# [SOURCE INFORMATION]
——————

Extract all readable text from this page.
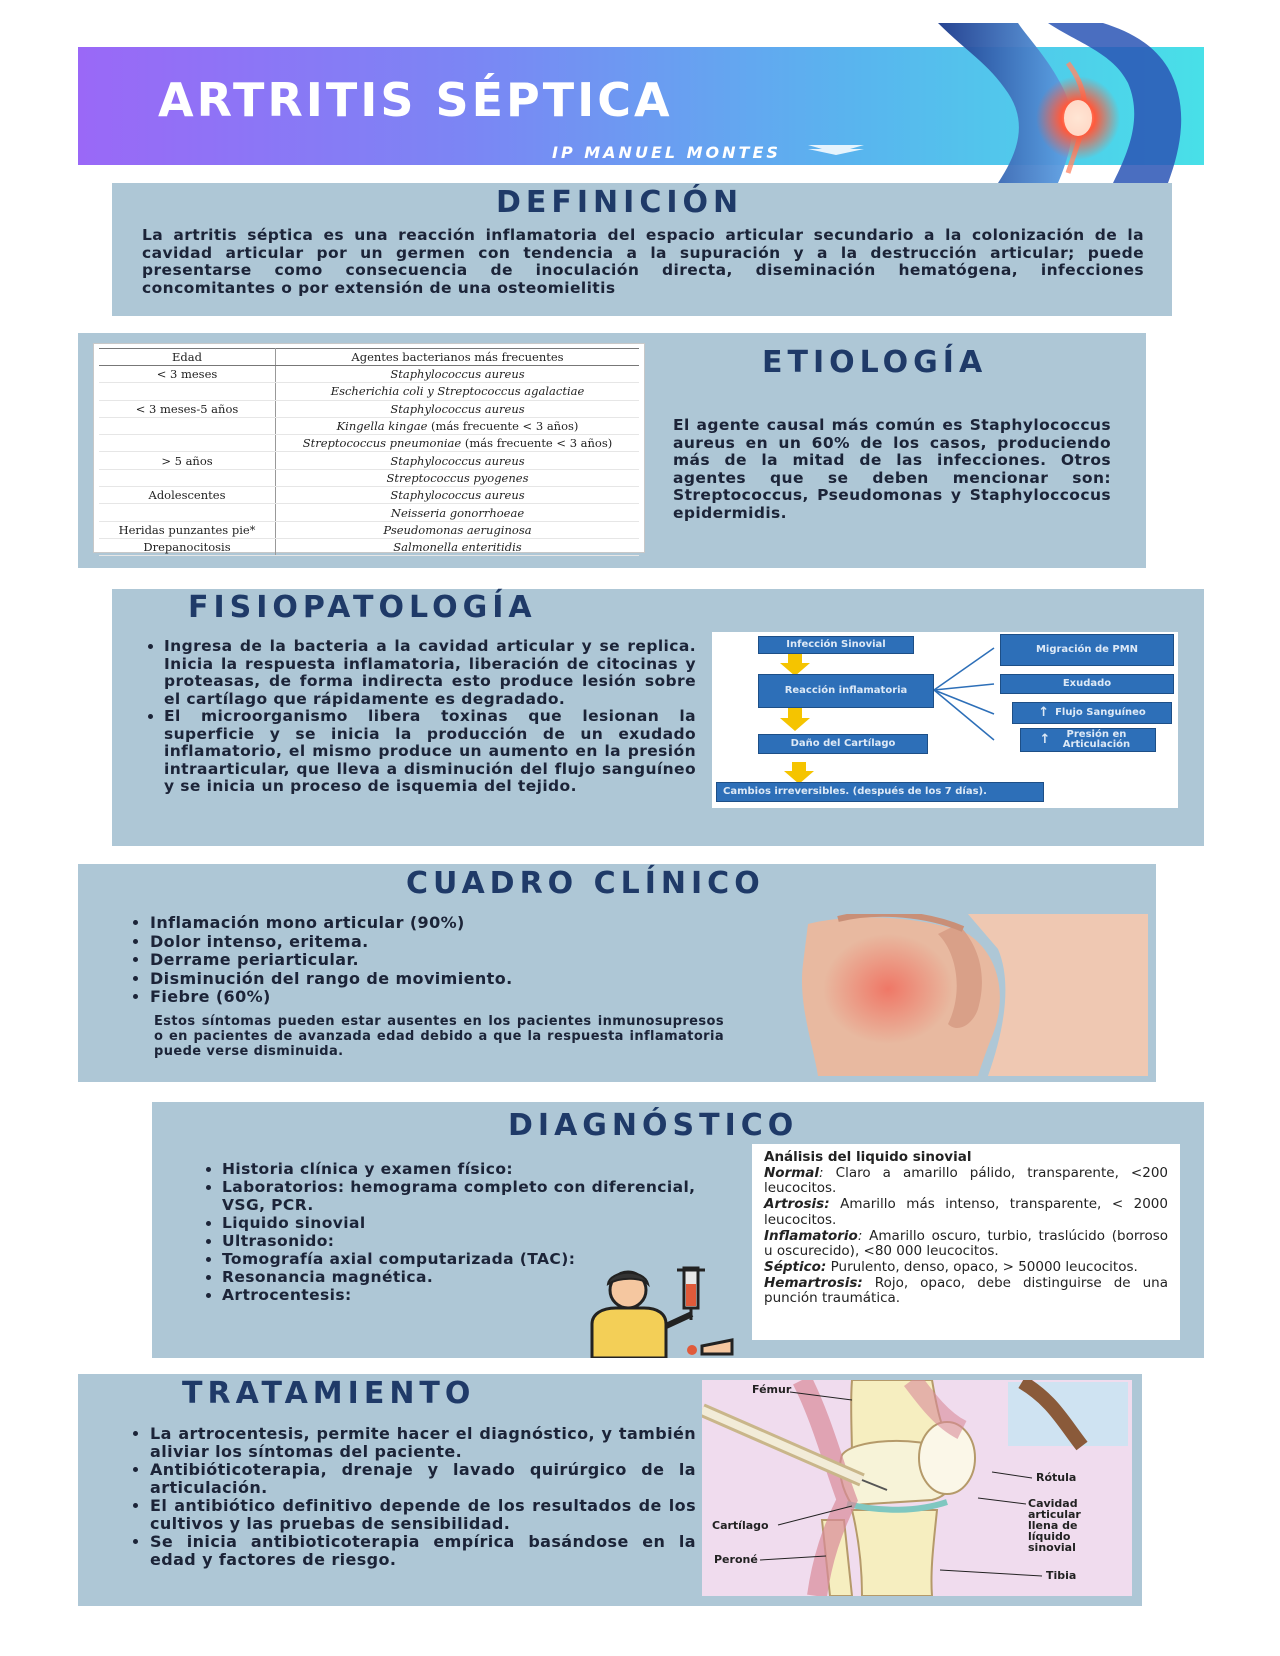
ARTRITIS SÉPTICA

IP MANUEL MONTES

DEFINICIÓN

La artritis séptica es una reacción inflamatoria del espacio articular secundario a la colonización de la cavidad articular por un germen con tendencia a la supuración y a la destrucción articular; puede presentarse como consecuencia de inoculación directa, diseminación hematógena, infecciones concomitantes o por extensión de una osteomielitis

Edad	Agentes bacterianos más frecuentes
< 3 meses	Staphylococcus aureus
	Escherichia coli y Streptococcus agalactiae
< 3 meses-5 años	Staphylococcus aureus
	Kingella kingae (más frecuente < 3 años)
	Streptococcus pneumoniae (más frecuente < 3 años)
> 5 años	Staphylococcus aureus
	Streptococcus pyogenes
Adolescentes	Staphylococcus aureus
	Neisseria gonorrhoeae
Heridas punzantes pie*	Pseudomonas aeruginosa
Drepanocitosis	Salmonella enteritidis
ETIOLOGÍA

El agente causal más común es Staphylococcus aureus en un 60% de los casos, produciendo más de la mitad de las infecciones. Otros agentes que se deben mencionar son: Streptococcus, Pseudomonas y Staphyloccocus epidermidis.

FISIOPATOLOGÍA
• Ingresa de la bacteria a la cavidad articular y se replica. Inicia la respuesta inflamatoria, liberación de citocinas y proteasas, de forma indirecta esto produce lesión sobre el cartílago que rápidamente es degradado.
• El microorganismo libera toxinas que lesionan la superficie y se inicia la producción de un exudado inflamatorio, el mismo produce un aumento en la presión intraarticular, que lleva a disminución del flujo sanguíneo y se inicia un proceso de isquemia del tejido.
Infección Sinovial
Reacción inflamatoria
Daño del Cartílago
Cambios irreversibles. (después de los 7 días).
Migración de PMN
Exudado
↑ Flujo Sanguíneo
↑	Presión en Articulación
CUADRO CLÍNICO
• Inflamación mono articular (90%)
• Dolor intenso, eritema.
• Derrame periarticular.
• Disminución del rango de movimiento.
• Fiebre (60%)

Estos síntomas pueden estar ausentes en los pacientes inmunosupresos o en pacientes de avanzada edad debido a que la respuesta inflamatoria puede verse disminuida.

DIAGNÓSTICO
• Historia clínica y examen físico:
• Laboratorios: hemograma completo con diferencial, VSG, PCR.
• Liquido sinovial
• Ultrasonido:
• Tomografía axial computarizada (TAC):
• Resonancia magnética.
• Artrocentesis:
Análisis del liquido sinovial
Normal: Claro a amarillo pálido, transparente, <200 leucocitos.
Artrosis: Amarillo más intenso, transparente, < 2000 leucocitos.
Inflamatorio: Amarillo oscuro, turbio, traslúcido (borroso u oscurecido), <80 000 leucocitos.
Séptico: Purulento, denso, opaco, > 50000 leucocitos.
Hemartrosis: Rojo, opaco, debe distinguirse de una punción traumática.
TRATAMIENTO
• La artrocentesis, permite hacer el diagnóstico, y también aliviar los síntomas del paciente.
• Antibióticoterapia, drenaje y lavado quirúrgico de la articulación.
• El antibiótico definitivo depende de los resultados de los cultivos y las pruebas de sensibilidad.
• Se inicia antibioticoterapia empírica basándose en la edad y factores de riesgo.
Fémur
Rótula
Cavidad articular llena de líquido sinovial
Cartílago
Peroné
Tibia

——————

# [TASK DETAILS]
Leaving the images out, print the records above exactly.

# [REPLY TO THE EXERCISE]
Extract all readable text from this page.
ARTRITIS SÉPTICA

IP MANUEL MONTES

DEFINICIÓN

La artritis séptica es una reacción inflamatoria del espacio articular secundario a la colonización de la cavidad articular por un germen con tendencia a la supuración y a la destrucción articular; puede presentarse como consecuencia de inoculación directa, diseminación hematógena, infecciones concomitantes o por extensión de una osteomielitis

Edad	Agentes bacterianos más frecuentes
< 3 meses	Staphylococcus aureus
	Escherichia coli y Streptococcus agalactiae
< 3 meses-5 años	Staphylococcus aureus
	Kingella kingae (más frecuente < 3 años)
	Streptococcus pneumoniae (más frecuente < 3 años)
> 5 años	Staphylococcus aureus
	Streptococcus pyogenes
Adolescentes	Staphylococcus aureus
	Neisseria gonorrhoeae
Heridas punzantes pie*	Pseudomonas aeruginosa
Drepanocitosis	Salmonella enteritidis
ETIOLOGÍA

El agente causal más común es Staphylococcus aureus en un 60% de los casos, produciendo más de la mitad de las infecciones. Otros agentes que se deben mencionar son: Streptococcus, Pseudomonas y Staphyloccocus epidermidis.

FISIOPATOLOGÍA
• Ingresa de la bacteria a la cavidad articular y se replica. Inicia la respuesta inflamatoria, liberación de citocinas y proteasas, de forma indirecta esto produce lesión sobre el cartílago que rápidamente es degradado.
• El microorganismo libera toxinas que lesionan la superficie y se inicia la producción de un exudado inflamatorio, el mismo produce un aumento en la presión intraarticular, que lleva a disminución del flujo sanguíneo y se inicia un proceso de isquemia del tejido.
Infección Sinovial
Reacción inflamatoria
Daño del Cartílago
Cambios irreversibles. (después de los 7 días).
Migración de PMN
Exudado
↑ Flujo Sanguíneo
↑	Presión en Articulación
CUADRO CLÍNICO
• Inflamación mono articular (90%)
• Dolor intenso, eritema.
• Derrame periarticular.
• Disminución del rango de movimiento.
• Fiebre (60%)

Estos síntomas pueden estar ausentes en los pacientes inmunosupresos o en pacientes de avanzada edad debido a que la respuesta inflamatoria puede verse disminuida.

DIAGNÓSTICO
• Historia clínica y examen físico:
• Laboratorios: hemograma completo con diferencial, VSG, PCR.
• Liquido sinovial
• Ultrasonido:
• Tomografía axial computarizada (TAC):
• Resonancia magnética.
• Artrocentesis:
Análisis del liquido sinovial
Normal: Claro a amarillo pálido, transparente, <200 leucocitos.
Artrosis: Amarillo más intenso, transparente, < 2000 leucocitos.
Inflamatorio: Amarillo oscuro, turbio, traslúcido (borroso u oscurecido), <80 000 leucocitos.
Séptico: Purulento, denso, opaco, > 50000 leucocitos.
Hemartrosis: Rojo, opaco, debe distinguirse de una punción traumática.
TRATAMIENTO
• La artrocentesis, permite hacer el diagnóstico, y también aliviar los síntomas del paciente.
• Antibióticoterapia, drenaje y lavado quirúrgico de la articulación.
• El antibiótico definitivo depende de los resultados de los cultivos y las pruebas de sensibilidad.
• Se inicia antibioticoterapia empírica basándose en la edad y factores de riesgo.
Fémur
Rótula
Cavidad articular llena de líquido sinovial
Cartílago
Peroné
Tibia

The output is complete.